PROMPT »
Return all entries precisely as they stand, without the images.

THE DATA »

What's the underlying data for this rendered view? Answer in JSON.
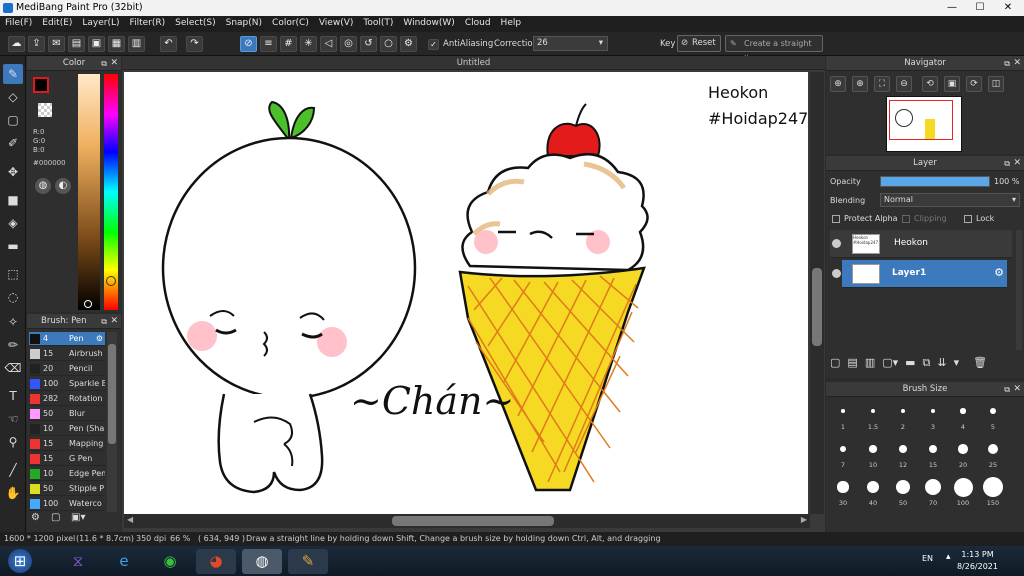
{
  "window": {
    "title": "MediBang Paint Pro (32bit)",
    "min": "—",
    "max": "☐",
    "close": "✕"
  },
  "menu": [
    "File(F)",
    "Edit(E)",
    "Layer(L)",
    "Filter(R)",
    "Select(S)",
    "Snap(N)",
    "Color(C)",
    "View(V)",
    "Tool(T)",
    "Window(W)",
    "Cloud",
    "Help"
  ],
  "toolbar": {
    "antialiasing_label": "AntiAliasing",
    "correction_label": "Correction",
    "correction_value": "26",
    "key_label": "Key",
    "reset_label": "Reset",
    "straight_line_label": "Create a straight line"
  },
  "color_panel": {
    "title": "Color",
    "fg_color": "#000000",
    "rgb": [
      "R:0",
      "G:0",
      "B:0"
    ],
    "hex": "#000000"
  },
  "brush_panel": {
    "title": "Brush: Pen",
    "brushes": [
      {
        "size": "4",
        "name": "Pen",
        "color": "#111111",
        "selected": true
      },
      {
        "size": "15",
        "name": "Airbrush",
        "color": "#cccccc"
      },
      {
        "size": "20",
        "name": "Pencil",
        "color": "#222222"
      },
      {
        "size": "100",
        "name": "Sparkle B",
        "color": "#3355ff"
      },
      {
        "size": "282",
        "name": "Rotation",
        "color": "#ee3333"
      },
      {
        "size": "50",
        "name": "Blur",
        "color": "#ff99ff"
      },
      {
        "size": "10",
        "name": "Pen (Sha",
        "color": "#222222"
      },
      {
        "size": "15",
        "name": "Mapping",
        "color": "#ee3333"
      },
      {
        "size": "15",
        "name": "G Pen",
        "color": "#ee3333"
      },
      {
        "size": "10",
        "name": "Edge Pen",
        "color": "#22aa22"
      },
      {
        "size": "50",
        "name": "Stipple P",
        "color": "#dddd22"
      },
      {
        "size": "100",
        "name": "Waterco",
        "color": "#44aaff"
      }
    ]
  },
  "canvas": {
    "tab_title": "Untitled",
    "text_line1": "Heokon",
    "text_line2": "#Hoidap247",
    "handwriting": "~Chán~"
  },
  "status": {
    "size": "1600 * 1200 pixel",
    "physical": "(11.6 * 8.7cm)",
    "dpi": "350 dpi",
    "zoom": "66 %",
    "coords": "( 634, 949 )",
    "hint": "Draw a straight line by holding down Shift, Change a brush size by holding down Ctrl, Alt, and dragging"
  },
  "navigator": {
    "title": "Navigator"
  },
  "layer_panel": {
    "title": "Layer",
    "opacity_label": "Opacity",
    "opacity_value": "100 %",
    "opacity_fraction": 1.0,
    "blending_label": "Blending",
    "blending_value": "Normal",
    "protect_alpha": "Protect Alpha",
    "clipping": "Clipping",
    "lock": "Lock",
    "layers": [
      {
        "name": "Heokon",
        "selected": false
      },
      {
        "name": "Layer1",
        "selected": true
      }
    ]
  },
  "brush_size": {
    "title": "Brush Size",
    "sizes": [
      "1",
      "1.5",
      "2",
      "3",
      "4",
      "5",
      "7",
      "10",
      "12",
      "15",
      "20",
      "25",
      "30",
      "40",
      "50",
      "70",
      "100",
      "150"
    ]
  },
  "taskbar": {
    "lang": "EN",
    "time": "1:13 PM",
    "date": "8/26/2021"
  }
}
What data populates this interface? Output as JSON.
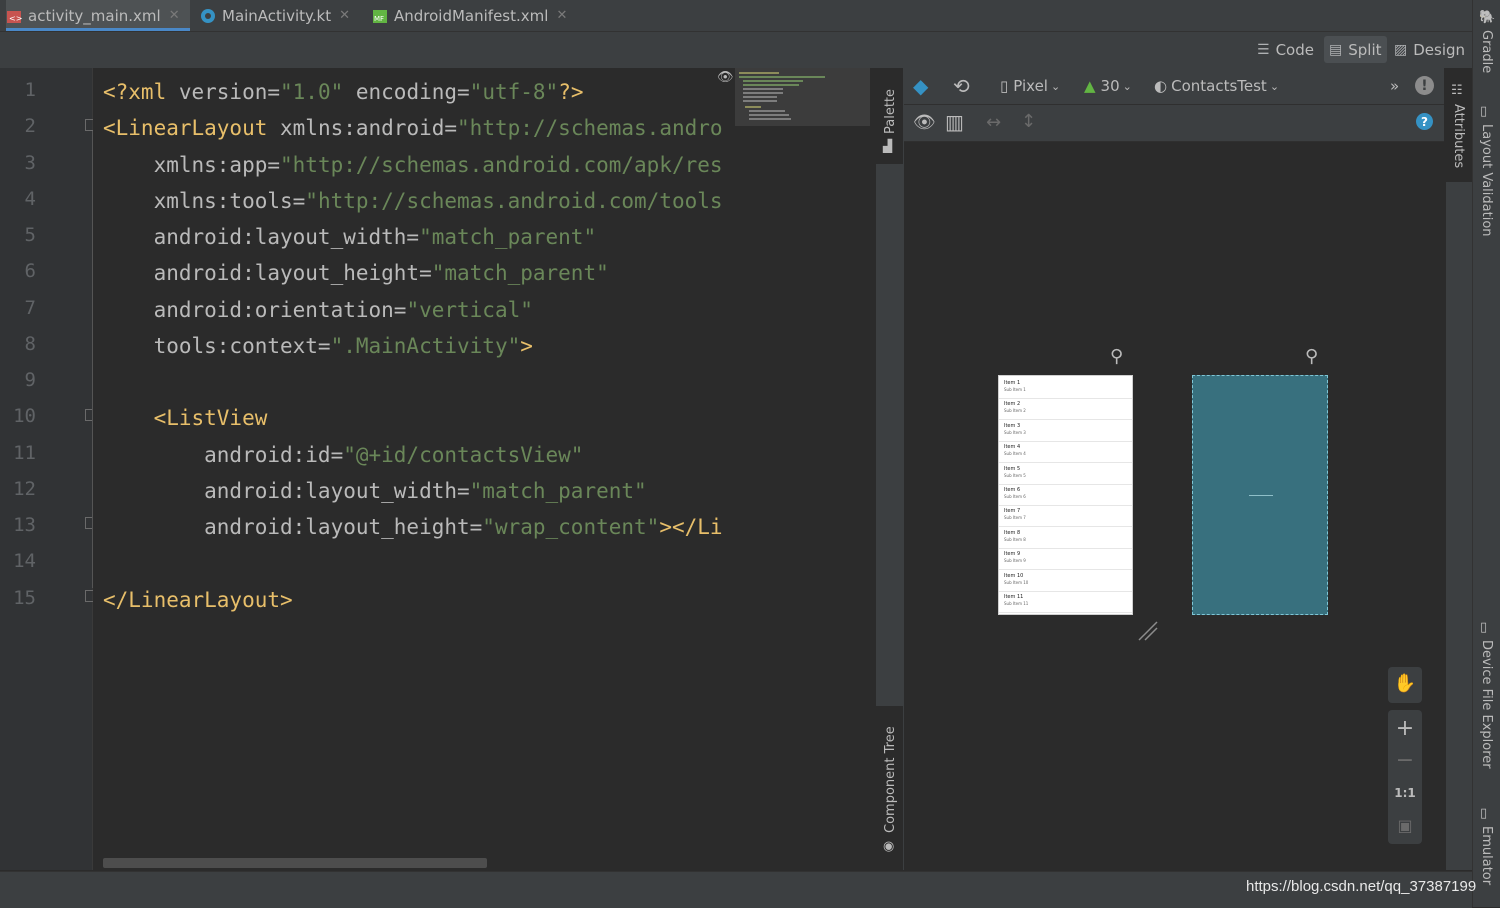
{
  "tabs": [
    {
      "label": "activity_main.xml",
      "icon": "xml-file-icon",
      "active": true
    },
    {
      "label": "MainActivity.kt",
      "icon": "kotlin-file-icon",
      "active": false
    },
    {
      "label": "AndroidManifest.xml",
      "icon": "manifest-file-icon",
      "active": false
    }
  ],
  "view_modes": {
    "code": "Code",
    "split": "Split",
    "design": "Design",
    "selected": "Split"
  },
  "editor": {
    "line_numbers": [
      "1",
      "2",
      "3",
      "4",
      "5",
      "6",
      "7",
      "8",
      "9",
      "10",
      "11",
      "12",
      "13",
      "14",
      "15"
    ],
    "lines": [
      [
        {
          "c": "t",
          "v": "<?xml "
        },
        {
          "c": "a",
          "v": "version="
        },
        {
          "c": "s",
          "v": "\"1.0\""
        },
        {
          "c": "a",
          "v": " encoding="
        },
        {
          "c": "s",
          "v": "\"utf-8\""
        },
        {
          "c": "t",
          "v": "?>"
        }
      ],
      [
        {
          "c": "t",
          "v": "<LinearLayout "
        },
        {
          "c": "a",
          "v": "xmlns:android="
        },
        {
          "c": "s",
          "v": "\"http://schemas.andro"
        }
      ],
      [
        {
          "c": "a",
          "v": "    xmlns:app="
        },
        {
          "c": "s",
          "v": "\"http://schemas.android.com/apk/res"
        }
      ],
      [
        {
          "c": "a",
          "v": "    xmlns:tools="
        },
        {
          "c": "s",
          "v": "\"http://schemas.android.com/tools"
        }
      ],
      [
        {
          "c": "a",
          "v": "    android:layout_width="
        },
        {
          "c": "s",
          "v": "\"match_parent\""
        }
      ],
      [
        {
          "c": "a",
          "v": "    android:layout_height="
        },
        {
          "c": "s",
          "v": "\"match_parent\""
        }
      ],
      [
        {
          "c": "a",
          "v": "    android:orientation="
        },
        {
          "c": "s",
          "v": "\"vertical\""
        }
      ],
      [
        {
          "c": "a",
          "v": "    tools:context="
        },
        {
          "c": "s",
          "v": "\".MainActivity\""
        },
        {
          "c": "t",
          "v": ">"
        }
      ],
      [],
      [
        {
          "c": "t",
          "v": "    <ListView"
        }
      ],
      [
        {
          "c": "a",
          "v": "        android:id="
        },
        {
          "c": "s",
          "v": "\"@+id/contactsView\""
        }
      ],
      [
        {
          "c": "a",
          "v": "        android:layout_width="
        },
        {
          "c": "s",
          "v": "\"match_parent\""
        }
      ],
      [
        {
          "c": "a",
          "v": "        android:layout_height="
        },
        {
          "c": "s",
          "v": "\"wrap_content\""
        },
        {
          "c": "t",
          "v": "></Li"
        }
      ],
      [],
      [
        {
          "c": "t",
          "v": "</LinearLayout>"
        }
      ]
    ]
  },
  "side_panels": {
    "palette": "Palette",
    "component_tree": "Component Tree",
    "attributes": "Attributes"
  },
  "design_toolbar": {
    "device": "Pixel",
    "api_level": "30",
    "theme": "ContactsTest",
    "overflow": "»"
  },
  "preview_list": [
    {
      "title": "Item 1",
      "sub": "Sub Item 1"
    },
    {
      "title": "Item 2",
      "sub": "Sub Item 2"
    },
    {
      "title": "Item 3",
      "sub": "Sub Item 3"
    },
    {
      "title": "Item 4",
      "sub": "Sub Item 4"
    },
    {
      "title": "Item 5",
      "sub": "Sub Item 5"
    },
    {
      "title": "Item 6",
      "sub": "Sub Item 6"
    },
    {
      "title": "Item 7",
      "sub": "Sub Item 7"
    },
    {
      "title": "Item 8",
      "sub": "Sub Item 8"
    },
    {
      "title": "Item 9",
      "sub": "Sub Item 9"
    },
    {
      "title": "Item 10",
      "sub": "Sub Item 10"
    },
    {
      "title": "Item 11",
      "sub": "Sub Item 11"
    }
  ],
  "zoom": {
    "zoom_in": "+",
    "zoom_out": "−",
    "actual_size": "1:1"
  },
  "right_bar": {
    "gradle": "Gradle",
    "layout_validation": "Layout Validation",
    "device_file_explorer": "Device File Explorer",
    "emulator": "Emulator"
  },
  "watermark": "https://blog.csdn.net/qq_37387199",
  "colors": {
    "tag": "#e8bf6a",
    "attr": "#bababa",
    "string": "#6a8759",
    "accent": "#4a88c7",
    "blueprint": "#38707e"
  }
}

THE OUTPUT »
What's the underlying data for this rendered view? Answer in JSON.
{
  "window": {
    "title": "MediBang Paint Pro (32bit)",
    "min": "—",
    "max": "☐",
    "close": "✕"
  },
  "menu": [
    "File(F)",
    "Edit(E)",
    "Layer(L)",
    "Filter(R)",
    "Select(S)",
    "Snap(N)",
    "Color(C)",
    "View(V)",
    "Tool(T)",
    "Window(W)",
    "Cloud",
    "Help"
  ],
  "toolbar": {
    "antialiasing_label": "AntiAliasing",
    "correction_label": "Correction",
    "correction_value": "26",
    "key_label": "Key",
    "reset_label": "Reset",
    "straight_line_label": "Create a straight line"
  },
  "color_panel": {
    "title": "Color",
    "fg_color": "#000000",
    "rgb": [
      "R:0",
      "G:0",
      "B:0"
    ],
    "hex": "#000000"
  },
  "brush_panel": {
    "title": "Brush: Pen",
    "brushes": [
      {
        "size": "4",
        "name": "Pen",
        "color": "#111111",
        "selected": true
      },
      {
        "size": "15",
        "name": "Airbrush",
        "color": "#cccccc"
      },
      {
        "size": "20",
        "name": "Pencil",
        "color": "#222222"
      },
      {
        "size": "100",
        "name": "Sparkle B",
        "color": "#3355ff"
      },
      {
        "size": "282",
        "name": "Rotation",
        "color": "#ee3333"
      },
      {
        "size": "50",
        "name": "Blur",
        "color": "#ff99ff"
      },
      {
        "size": "10",
        "name": "Pen (Sha",
        "color": "#222222"
      },
      {
        "size": "15",
        "name": "Mapping",
        "color": "#ee3333"
      },
      {
        "size": "15",
        "name": "G Pen",
        "color": "#ee3333"
      },
      {
        "size": "10",
        "name": "Edge Pen",
        "color": "#22aa22"
      },
      {
        "size": "50",
        "name": "Stipple P",
        "color": "#dddd22"
      },
      {
        "size": "100",
        "name": "Waterco",
        "color": "#44aaff"
      }
    ]
  },
  "canvas": {
    "tab_title": "Untitled",
    "text_line1": "Heokon",
    "text_line2": "#Hoidap247",
    "handwriting": "~Chán~"
  },
  "status": {
    "size": "1600 * 1200 pixel",
    "physical": "(11.6 * 8.7cm)",
    "dpi": "350 dpi",
    "zoom": "66 %",
    "coords": "( 634, 949 )",
    "hint": "Draw a straight line by holding down Shift, Change a brush size by holding down Ctrl, Alt, and dragging"
  },
  "navigator": {
    "title": "Navigator"
  },
  "layer_panel": {
    "title": "Layer",
    "opacity_label": "Opacity",
    "opacity_value": "100 %",
    "opacity_fraction": 1.0,
    "blending_label": "Blending",
    "blending_value": "Normal",
    "protect_alpha": "Protect Alpha",
    "clipping": "Clipping",
    "lock": "Lock",
    "layers": [
      {
        "name": "Heokon",
        "selected": false
      },
      {
        "name": "Layer1",
        "selected": true
      }
    ]
  },
  "brush_size": {
    "title": "Brush Size",
    "sizes": [
      "1",
      "1.5",
      "2",
      "3",
      "4",
      "5",
      "7",
      "10",
      "12",
      "15",
      "20",
      "25",
      "30",
      "40",
      "50",
      "70",
      "100",
      "150"
    ]
  },
  "taskbar": {
    "lang": "EN",
    "time": "1:13 PM",
    "date": "8/26/2021"
  }
}
What data populates this interface? Output as JSON.
{
  "tabs": [
    {
      "label": "activity_main.xml",
      "icon": "xml-file-icon",
      "active": true
    },
    {
      "label": "MainActivity.kt",
      "icon": "kotlin-file-icon",
      "active": false
    },
    {
      "label": "AndroidManifest.xml",
      "icon": "manifest-file-icon",
      "active": false
    }
  ],
  "view_modes": {
    "code": "Code",
    "split": "Split",
    "design": "Design",
    "selected": "Split"
  },
  "editor": {
    "line_numbers": [
      "1",
      "2",
      "3",
      "4",
      "5",
      "6",
      "7",
      "8",
      "9",
      "10",
      "11",
      "12",
      "13",
      "14",
      "15"
    ],
    "lines": [
      [
        {
          "c": "t",
          "v": "<?xml "
        },
        {
          "c": "a",
          "v": "version="
        },
        {
          "c": "s",
          "v": "\"1.0\""
        },
        {
          "c": "a",
          "v": " encoding="
        },
        {
          "c": "s",
          "v": "\"utf-8\""
        },
        {
          "c": "t",
          "v": "?>"
        }
      ],
      [
        {
          "c": "t",
          "v": "<LinearLayout "
        },
        {
          "c": "a",
          "v": "xmlns:android="
        },
        {
          "c": "s",
          "v": "\"http://schemas.andro"
        }
      ],
      [
        {
          "c": "a",
          "v": "    xmlns:app="
        },
        {
          "c": "s",
          "v": "\"http://schemas.android.com/apk/res"
        }
      ],
      [
        {
          "c": "a",
          "v": "    xmlns:tools="
        },
        {
          "c": "s",
          "v": "\"http://schemas.android.com/tools"
        }
      ],
      [
        {
          "c": "a",
          "v": "    android:layout_width="
        },
        {
          "c": "s",
          "v": "\"match_parent\""
        }
      ],
      [
        {
          "c": "a",
          "v": "    android:layout_height="
        },
        {
          "c": "s",
          "v": "\"match_parent\""
        }
      ],
      [
        {
          "c": "a",
          "v": "    android:orientation="
        },
        {
          "c": "s",
          "v": "\"vertical\""
        }
      ],
      [
        {
          "c": "a",
          "v": "    tools:context="
        },
        {
          "c": "s",
          "v": "\".MainActivity\""
        },
        {
          "c": "t",
          "v": ">"
        }
      ],
      [],
      [
        {
          "c": "t",
          "v": "    <ListView"
        }
      ],
      [
        {
          "c": "a",
          "v": "        android:id="
        },
        {
          "c": "s",
          "v": "\"@+id/contactsView\""
        }
      ],
      [
        {
          "c": "a",
          "v": "        android:layout_width="
        },
        {
          "c": "s",
          "v": "\"match_parent\""
        }
      ],
      [
        {
          "c": "a",
          "v": "        android:layout_height="
        },
        {
          "c": "s",
          "v": "\"wrap_content\""
        },
        {
          "c": "t",
          "v": "></Li"
        }
      ],
      [],
      [
        {
          "c": "t",
          "v": "</LinearLayout>"
        }
      ]
    ]
  },
  "side_panels": {
    "palette": "Palette",
    "component_tree": "Component Tree",
    "attributes": "Attributes"
  },
  "design_toolbar": {
    "device": "Pixel",
    "api_level": "30",
    "theme": "ContactsTest",
    "overflow": "»"
  },
  "preview_list": [
    {
      "title": "Item 1",
      "sub": "Sub Item 1"
    },
    {
      "title": "Item 2",
      "sub": "Sub Item 2"
    },
    {
      "title": "Item 3",
      "sub": "Sub Item 3"
    },
    {
      "title": "Item 4",
      "sub": "Sub Item 4"
    },
    {
      "title": "Item 5",
      "sub": "Sub Item 5"
    },
    {
      "title": "Item 6",
      "sub": "Sub Item 6"
    },
    {
      "title": "Item 7",
      "sub": "Sub Item 7"
    },
    {
      "title": "Item 8",
      "sub": "Sub Item 8"
    },
    {
      "title": "Item 9",
      "sub": "Sub Item 9"
    },
    {
      "title": "Item 10",
      "sub": "Sub Item 10"
    },
    {
      "title": "Item 11",
      "sub": "Sub Item 11"
    }
  ],
  "zoom": {
    "zoom_in": "+",
    "zoom_out": "−",
    "actual_size": "1:1"
  },
  "right_bar": {
    "gradle": "Gradle",
    "layout_validation": "Layout Validation",
    "device_file_explorer": "Device File Explorer",
    "emulator": "Emulator"
  },
  "watermark": "https://blog.csdn.net/qq_37387199",
  "colors": {
    "tag": "#e8bf6a",
    "attr": "#bababa",
    "string": "#6a8759",
    "accent": "#4a88c7",
    "blueprint": "#38707e"
  }
}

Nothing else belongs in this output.